■ Short problem: Tally the lines below that contain the word "color", and give only that number.

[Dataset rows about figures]
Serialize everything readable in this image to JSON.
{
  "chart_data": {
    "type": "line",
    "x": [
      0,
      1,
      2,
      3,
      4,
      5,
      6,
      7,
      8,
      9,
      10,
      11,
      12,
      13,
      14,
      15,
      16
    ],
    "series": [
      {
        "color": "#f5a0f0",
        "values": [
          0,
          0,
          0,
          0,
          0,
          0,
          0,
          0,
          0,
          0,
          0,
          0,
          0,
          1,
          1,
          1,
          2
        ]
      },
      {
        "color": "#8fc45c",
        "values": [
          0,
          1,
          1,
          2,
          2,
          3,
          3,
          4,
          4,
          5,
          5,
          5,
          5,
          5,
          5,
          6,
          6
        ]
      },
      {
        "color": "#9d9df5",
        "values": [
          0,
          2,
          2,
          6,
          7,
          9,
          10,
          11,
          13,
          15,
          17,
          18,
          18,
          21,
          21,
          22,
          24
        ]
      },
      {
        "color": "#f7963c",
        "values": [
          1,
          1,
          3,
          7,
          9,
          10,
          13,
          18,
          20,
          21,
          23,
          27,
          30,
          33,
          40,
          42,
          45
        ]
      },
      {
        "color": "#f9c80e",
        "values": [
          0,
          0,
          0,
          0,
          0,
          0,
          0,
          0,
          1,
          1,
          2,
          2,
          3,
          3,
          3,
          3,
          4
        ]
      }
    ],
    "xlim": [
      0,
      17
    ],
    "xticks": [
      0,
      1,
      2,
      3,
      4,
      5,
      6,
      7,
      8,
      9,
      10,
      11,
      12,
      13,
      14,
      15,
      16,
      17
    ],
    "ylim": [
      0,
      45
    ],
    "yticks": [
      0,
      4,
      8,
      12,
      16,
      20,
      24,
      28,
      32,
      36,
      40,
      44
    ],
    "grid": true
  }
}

■ Problem solution: 5